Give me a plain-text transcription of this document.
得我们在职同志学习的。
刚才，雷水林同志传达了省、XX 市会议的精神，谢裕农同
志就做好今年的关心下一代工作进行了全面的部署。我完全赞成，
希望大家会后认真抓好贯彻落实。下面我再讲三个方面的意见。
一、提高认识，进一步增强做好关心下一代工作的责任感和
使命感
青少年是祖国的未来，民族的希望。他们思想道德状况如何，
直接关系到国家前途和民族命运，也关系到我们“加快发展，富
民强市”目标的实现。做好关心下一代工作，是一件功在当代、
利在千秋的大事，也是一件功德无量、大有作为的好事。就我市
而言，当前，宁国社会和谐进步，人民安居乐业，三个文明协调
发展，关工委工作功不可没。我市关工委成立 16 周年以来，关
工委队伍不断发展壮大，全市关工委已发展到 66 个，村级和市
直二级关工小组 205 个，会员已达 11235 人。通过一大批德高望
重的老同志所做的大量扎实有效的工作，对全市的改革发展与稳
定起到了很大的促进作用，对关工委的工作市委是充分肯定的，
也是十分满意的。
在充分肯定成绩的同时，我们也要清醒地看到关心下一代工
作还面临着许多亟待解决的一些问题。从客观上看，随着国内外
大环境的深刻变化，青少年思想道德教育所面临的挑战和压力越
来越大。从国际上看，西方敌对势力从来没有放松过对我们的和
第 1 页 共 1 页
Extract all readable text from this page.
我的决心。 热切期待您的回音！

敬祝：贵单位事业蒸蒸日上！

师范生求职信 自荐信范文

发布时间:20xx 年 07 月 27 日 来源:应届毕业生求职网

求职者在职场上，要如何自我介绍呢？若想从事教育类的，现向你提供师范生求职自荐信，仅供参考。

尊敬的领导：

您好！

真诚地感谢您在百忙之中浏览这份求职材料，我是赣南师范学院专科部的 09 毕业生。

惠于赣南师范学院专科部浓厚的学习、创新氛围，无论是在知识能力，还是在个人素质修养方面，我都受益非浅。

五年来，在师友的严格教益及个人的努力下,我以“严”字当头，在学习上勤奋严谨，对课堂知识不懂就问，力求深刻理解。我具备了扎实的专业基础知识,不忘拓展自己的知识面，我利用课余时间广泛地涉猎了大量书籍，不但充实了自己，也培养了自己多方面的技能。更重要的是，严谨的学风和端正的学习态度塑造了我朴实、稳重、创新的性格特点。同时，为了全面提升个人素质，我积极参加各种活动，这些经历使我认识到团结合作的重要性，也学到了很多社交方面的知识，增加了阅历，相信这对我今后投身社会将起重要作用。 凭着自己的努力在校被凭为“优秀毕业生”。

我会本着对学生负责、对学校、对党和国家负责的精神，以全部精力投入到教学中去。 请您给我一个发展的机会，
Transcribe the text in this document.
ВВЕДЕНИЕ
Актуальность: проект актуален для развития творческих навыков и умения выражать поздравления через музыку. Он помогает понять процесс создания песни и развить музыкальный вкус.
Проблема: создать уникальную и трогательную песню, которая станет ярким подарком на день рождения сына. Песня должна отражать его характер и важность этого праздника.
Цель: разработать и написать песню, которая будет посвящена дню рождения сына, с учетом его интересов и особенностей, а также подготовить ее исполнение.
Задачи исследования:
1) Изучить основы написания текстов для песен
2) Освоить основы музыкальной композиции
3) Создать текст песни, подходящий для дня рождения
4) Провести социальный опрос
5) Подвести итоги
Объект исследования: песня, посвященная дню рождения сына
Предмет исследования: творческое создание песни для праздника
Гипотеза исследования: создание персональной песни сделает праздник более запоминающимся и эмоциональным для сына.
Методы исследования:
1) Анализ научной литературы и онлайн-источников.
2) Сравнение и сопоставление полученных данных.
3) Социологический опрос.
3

What the exercise asks
Return the material exactly as it stands.

Expected output
Give me a plain-text transcription of this document.
得我们在职同志学习的。
刚才，雷水林同志传达了省、XX 市会议的精神，谢裕农同
志就做好今年的关心下一代工作进行了全面的部署。我完全赞成，
希望大家会后认真抓好贯彻落实。下面我再讲三个方面的意见。
一、提高认识，进一步增强做好关心下一代工作的责任感和
使命感
青少年是祖国的未来，民族的希望。他们思想道德状况如何，
直接关系到国家前途和民族命运，也关系到我们“加快发展，富
民强市”目标的实现。做好关心下一代工作，是一件功在当代、
利在千秋的大事，也是一件功德无量、大有作为的好事。就我市
而言，当前，宁国社会和谐进步，人民安居乐业，三个文明协调
发展，关工委工作功不可没。我市关工委成立 16 周年以来，关
工委队伍不断发展壮大，全市关工委已发展到 66 个，村级和市
直二级关工小组 205 个，会员已达 11235 人。通过一大批德高望
重的老同志所做的大量扎实有效的工作，对全市的改革发展与稳
定起到了很大的促进作用，对关工委的工作市委是充分肯定的，
也是十分满意的。
在充分肯定成绩的同时，我们也要清醒地看到关心下一代工
作还面临着许多亟待解决的一些问题。从客观上看，随着国内外
大环境的深刻变化，青少年思想道德教育所面临的挑战和压力越
来越大。从国际上看，西方敌对势力从来没有放松过对我们的和
第 1 页 共 1 页
Extract all readable text from this page.
我的决心。 热切期待您的回音！

敬祝：贵单位事业蒸蒸日上！

师范生求职信 自荐信范文

发布时间:20xx 年 07 月 27 日 来源:应届毕业生求职网

求职者在职场上，要如何自我介绍呢？若想从事教育类的，现向你提供师范生求职自荐信，仅供参考。

尊敬的领导：

您好！

真诚地感谢您在百忙之中浏览这份求职材料，我是赣南师范学院专科部的 09 毕业生。

惠于赣南师范学院专科部浓厚的学习、创新氛围，无论是在知识能力，还是在个人素质修养方面，我都受益非浅。

五年来，在师友的严格教益及个人的努力下,我以“严”字当头，在学习上勤奋严谨，对课堂知识不懂就问，力求深刻理解。我具备了扎实的专业基础知识,不忘拓展自己的知识面，我利用课余时间广泛地涉猎了大量书籍，不但充实了自己，也培养了自己多方面的技能。更重要的是，严谨的学风和端正的学习态度塑造了我朴实、稳重、创新的性格特点。同时，为了全面提升个人素质，我积极参加各种活动，这些经历使我认识到团结合作的重要性，也学到了很多社交方面的知识，增加了阅历，相信这对我今后投身社会将起重要作用。 凭着自己的努力在校被凭为“优秀毕业生”。

我会本着对学生负责、对学校、对党和国家负责的精神，以全部精力投入到教学中去。 请您给我一个发展的机会，
Transcribe the text in this document.
ВВЕДЕНИЕ
Актуальность: проект актуален для развития творческих навыков и умения выражать поздравления через музыку. Он помогает понять процесс создания песни и развить музыкальный вкус.
Проблема: создать уникальную и трогательную песню, которая станет ярким подарком на день рождения сына. Песня должна отражать его характер и важность этого праздника.
Цель: разработать и написать песню, которая будет посвящена дню рождения сына, с учетом его интересов и особенностей, а также подготовить ее исполнение.
Задачи исследования:
1) Изучить основы написания текстов для песен
2) Освоить основы музыкальной композиции
3) Создать текст песни, подходящий для дня рождения
4) Провести социальный опрос
5) Подвести итоги
Объект исследования: песня, посвященная дню рождения сына
Предмет исследования: творческое создание песни для праздника
Гипотеза исследования: создание персональной песни сделает праздник более запоминающимся и эмоциональным для сына.
Методы исследования:
1) Анализ научной литературы и онлайн-источников.
2) Сравнение и сопоставление полученных данных.
3) Социологический опрос.
3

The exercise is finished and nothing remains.